-- PROBLEM STATEMENT --
Below is a block of records; repeat all of them exactly.

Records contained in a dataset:
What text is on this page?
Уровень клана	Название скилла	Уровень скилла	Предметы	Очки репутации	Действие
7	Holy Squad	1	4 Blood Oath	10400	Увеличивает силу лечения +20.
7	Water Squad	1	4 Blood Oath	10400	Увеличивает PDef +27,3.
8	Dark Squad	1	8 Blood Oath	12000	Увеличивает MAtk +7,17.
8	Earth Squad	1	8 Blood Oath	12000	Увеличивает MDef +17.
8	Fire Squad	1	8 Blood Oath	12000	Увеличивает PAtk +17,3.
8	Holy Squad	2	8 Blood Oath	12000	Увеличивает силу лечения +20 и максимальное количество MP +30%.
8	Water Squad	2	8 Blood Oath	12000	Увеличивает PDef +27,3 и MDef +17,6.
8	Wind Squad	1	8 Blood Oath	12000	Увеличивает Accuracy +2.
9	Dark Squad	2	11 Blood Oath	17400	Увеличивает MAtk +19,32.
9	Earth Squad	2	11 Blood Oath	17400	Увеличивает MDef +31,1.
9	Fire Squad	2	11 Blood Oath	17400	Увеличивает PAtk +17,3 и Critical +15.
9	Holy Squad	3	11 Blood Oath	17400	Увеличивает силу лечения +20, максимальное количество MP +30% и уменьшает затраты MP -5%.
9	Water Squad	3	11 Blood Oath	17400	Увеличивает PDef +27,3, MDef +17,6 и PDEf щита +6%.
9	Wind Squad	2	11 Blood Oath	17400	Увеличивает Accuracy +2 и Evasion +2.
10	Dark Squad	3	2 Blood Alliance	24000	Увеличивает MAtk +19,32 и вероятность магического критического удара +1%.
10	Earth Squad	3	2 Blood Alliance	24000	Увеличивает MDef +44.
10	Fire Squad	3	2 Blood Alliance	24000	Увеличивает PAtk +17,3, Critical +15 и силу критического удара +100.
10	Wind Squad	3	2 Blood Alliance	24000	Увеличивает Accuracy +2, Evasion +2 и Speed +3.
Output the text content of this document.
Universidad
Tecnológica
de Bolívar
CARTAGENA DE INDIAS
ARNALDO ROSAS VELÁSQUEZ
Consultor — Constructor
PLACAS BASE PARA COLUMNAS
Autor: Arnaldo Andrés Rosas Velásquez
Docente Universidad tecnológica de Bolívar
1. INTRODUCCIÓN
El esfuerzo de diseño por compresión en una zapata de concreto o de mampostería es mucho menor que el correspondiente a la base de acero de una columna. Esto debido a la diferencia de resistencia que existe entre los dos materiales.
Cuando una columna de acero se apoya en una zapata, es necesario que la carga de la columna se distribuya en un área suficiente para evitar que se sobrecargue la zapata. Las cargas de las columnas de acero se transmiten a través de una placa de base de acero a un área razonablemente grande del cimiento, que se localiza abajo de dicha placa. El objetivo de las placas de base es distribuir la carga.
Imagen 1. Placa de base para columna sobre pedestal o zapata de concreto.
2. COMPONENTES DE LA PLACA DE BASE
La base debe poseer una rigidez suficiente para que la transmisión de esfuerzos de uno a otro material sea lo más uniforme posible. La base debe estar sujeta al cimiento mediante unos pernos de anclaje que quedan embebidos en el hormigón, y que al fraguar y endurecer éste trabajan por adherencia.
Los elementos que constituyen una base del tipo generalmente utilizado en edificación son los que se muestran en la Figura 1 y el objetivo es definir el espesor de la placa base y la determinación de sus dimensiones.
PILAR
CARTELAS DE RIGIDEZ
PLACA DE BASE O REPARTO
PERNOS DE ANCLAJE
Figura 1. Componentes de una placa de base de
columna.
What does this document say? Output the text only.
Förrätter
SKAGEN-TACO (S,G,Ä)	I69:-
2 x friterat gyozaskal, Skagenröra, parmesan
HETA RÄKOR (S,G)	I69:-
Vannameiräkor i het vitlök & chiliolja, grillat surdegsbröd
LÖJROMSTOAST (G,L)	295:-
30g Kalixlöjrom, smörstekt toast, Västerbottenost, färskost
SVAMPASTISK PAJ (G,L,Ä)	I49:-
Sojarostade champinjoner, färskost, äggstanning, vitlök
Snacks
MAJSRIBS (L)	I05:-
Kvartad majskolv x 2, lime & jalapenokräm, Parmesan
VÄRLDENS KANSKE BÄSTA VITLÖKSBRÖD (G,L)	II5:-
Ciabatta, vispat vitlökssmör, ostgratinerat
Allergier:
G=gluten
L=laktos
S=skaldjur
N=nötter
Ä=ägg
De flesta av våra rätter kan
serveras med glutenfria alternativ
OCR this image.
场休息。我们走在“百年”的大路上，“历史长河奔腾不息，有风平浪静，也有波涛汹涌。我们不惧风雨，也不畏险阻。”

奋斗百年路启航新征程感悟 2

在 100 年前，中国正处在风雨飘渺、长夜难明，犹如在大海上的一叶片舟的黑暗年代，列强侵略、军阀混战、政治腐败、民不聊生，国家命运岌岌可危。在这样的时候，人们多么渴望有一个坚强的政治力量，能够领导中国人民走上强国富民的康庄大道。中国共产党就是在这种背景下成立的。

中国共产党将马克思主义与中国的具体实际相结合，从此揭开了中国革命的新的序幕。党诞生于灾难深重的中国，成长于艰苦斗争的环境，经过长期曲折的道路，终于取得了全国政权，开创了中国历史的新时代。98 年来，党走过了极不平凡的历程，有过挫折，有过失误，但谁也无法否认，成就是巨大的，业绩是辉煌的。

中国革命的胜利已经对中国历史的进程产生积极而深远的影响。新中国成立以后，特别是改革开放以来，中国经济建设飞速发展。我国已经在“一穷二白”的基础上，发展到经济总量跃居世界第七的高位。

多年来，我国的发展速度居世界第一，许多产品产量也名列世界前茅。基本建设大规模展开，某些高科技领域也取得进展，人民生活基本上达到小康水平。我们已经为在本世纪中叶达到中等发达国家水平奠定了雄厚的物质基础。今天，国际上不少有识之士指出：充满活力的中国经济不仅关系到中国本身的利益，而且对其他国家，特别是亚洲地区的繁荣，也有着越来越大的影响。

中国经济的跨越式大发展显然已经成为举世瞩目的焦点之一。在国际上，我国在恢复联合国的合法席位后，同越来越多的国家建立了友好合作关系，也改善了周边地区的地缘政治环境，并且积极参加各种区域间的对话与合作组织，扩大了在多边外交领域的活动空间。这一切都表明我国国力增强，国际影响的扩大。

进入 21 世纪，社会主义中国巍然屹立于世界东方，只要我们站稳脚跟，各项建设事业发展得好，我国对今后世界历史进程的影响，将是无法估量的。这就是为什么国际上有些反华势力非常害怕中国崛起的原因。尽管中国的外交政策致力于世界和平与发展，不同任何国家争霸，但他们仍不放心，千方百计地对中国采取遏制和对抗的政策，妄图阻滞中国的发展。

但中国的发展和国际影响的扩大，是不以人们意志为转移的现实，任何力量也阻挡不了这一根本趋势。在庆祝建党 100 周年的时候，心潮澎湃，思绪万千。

-- TASK OUTPUT --
What text is on this page?
Уровень клана	Название скилла	Уровень скилла	Предметы	Очки репутации	Действие
7	Holy Squad	1	4 Blood Oath	10400	Увеличивает силу лечения +20.
7	Water Squad	1	4 Blood Oath	10400	Увеличивает PDef +27,3.
8	Dark Squad	1	8 Blood Oath	12000	Увеличивает MAtk +7,17.
8	Earth Squad	1	8 Blood Oath	12000	Увеличивает MDef +17.
8	Fire Squad	1	8 Blood Oath	12000	Увеличивает PAtk +17,3.
8	Holy Squad	2	8 Blood Oath	12000	Увеличивает силу лечения +20 и максимальное количество MP +30%.
8	Water Squad	2	8 Blood Oath	12000	Увеличивает PDef +27,3 и MDef +17,6.
8	Wind Squad	1	8 Blood Oath	12000	Увеличивает Accuracy +2.
9	Dark Squad	2	11 Blood Oath	17400	Увеличивает MAtk +19,32.
9	Earth Squad	2	11 Blood Oath	17400	Увеличивает MDef +31,1.
9	Fire Squad	2	11 Blood Oath	17400	Увеличивает PAtk +17,3 и Critical +15.
9	Holy Squad	3	11 Blood Oath	17400	Увеличивает силу лечения +20, максимальное количество MP +30% и уменьшает затраты MP -5%.
9	Water Squad	3	11 Blood Oath	17400	Увеличивает PDef +27,3, MDef +17,6 и PDEf щита +6%.
9	Wind Squad	2	11 Blood Oath	17400	Увеличивает Accuracy +2 и Evasion +2.
10	Dark Squad	3	2 Blood Alliance	24000	Увеличивает MAtk +19,32 и вероятность магического критического удара +1%.
10	Earth Squad	3	2 Blood Alliance	24000	Увеличивает MDef +44.
10	Fire Squad	3	2 Blood Alliance	24000	Увеличивает PAtk +17,3, Critical +15 и силу критического удара +100.
10	Wind Squad	3	2 Blood Alliance	24000	Увеличивает Accuracy +2, Evasion +2 и Speed +3.
Output the text content of this document.
Universidad
Tecnológica
de Bolívar
CARTAGENA DE INDIAS
ARNALDO ROSAS VELÁSQUEZ
Consultor — Constructor
PLACAS BASE PARA COLUMNAS
Autor: Arnaldo Andrés Rosas Velásquez
Docente Universidad tecnológica de Bolívar
1. INTRODUCCIÓN
El esfuerzo de diseño por compresión en una zapata de concreto o de mampostería es mucho menor que el correspondiente a la base de acero de una columna. Esto debido a la diferencia de resistencia que existe entre los dos materiales.
Cuando una columna de acero se apoya en una zapata, es necesario que la carga de la columna se distribuya en un área suficiente para evitar que se sobrecargue la zapata. Las cargas de las columnas de acero se transmiten a través de una placa de base de acero a un área razonablemente grande del cimiento, que se localiza abajo de dicha placa. El objetivo de las placas de base es distribuir la carga.
Imagen 1. Placa de base para columna sobre pedestal o zapata de concreto.
2. COMPONENTES DE LA PLACA DE BASE
La base debe poseer una rigidez suficiente para que la transmisión de esfuerzos de uno a otro material sea lo más uniforme posible. La base debe estar sujeta al cimiento mediante unos pernos de anclaje que quedan embebidos en el hormigón, y que al fraguar y endurecer éste trabajan por adherencia.
Los elementos que constituyen una base del tipo generalmente utilizado en edificación son los que se muestran en la Figura 1 y el objetivo es definir el espesor de la placa base y la determinación de sus dimensiones.
PILAR
CARTELAS DE RIGIDEZ
PLACA DE BASE O REPARTO
PERNOS DE ANCLAJE
Figura 1. Componentes de una placa de base de
columna.
What does this document say? Output the text only.
Förrätter
SKAGEN-TACO (S,G,Ä)	I69:-
2 x friterat gyozaskal, Skagenröra, parmesan
HETA RÄKOR (S,G)	I69:-
Vannameiräkor i het vitlök & chiliolja, grillat surdegsbröd
LÖJROMSTOAST (G,L)	295:-
30g Kalixlöjrom, smörstekt toast, Västerbottenost, färskost
SVAMPASTISK PAJ (G,L,Ä)	I49:-
Sojarostade champinjoner, färskost, äggstanning, vitlök
Snacks
MAJSRIBS (L)	I05:-
Kvartad majskolv x 2, lime & jalapenokräm, Parmesan
VÄRLDENS KANSKE BÄSTA VITLÖKSBRÖD (G,L)	II5:-
Ciabatta, vispat vitlökssmör, ostgratinerat
Allergier:
G=gluten
L=laktos
S=skaldjur
N=nötter
Ä=ägg
De flesta av våra rätter kan
serveras med glutenfria alternativ
OCR this image.
场休息。我们走在“百年”的大路上，“历史长河奔腾不息，有风平浪静，也有波涛汹涌。我们不惧风雨，也不畏险阻。”

奋斗百年路启航新征程感悟 2

在 100 年前，中国正处在风雨飘渺、长夜难明，犹如在大海上的一叶片舟的黑暗年代，列强侵略、军阀混战、政治腐败、民不聊生，国家命运岌岌可危。在这样的时候，人们多么渴望有一个坚强的政治力量，能够领导中国人民走上强国富民的康庄大道。中国共产党就是在这种背景下成立的。

中国共产党将马克思主义与中国的具体实际相结合，从此揭开了中国革命的新的序幕。党诞生于灾难深重的中国，成长于艰苦斗争的环境，经过长期曲折的道路，终于取得了全国政权，开创了中国历史的新时代。98 年来，党走过了极不平凡的历程，有过挫折，有过失误，但谁也无法否认，成就是巨大的，业绩是辉煌的。

中国革命的胜利已经对中国历史的进程产生积极而深远的影响。新中国成立以后，特别是改革开放以来，中国经济建设飞速发展。我国已经在“一穷二白”的基础上，发展到经济总量跃居世界第七的高位。

多年来，我国的发展速度居世界第一，许多产品产量也名列世界前茅。基本建设大规模展开，某些高科技领域也取得进展，人民生活基本上达到小康水平。我们已经为在本世纪中叶达到中等发达国家水平奠定了雄厚的物质基础。今天，国际上不少有识之士指出：充满活力的中国经济不仅关系到中国本身的利益，而且对其他国家，特别是亚洲地区的繁荣，也有着越来越大的影响。

中国经济的跨越式大发展显然已经成为举世瞩目的焦点之一。在国际上，我国在恢复联合国的合法席位后，同越来越多的国家建立了友好合作关系，也改善了周边地区的地缘政治环境，并且积极参加各种区域间的对话与合作组织，扩大了在多边外交领域的活动空间。这一切都表明我国国力增强，国际影响的扩大。

进入 21 世纪，社会主义中国巍然屹立于世界东方，只要我们站稳脚跟，各项建设事业发展得好，我国对今后世界历史进程的影响，将是无法估量的。这就是为什么国际上有些反华势力非常害怕中国崛起的原因。尽管中国的外交政策致力于世界和平与发展，不同任何国家争霸，但他们仍不放心，千方百计地对中国采取遏制和对抗的政策，妄图阻滞中国的发展。

但中国的发展和国际影响的扩大，是不以人们意志为转移的现实，任何力量也阻挡不了这一根本趋势。在庆祝建党 100 周年的时候，心潮澎湃，思绪万千。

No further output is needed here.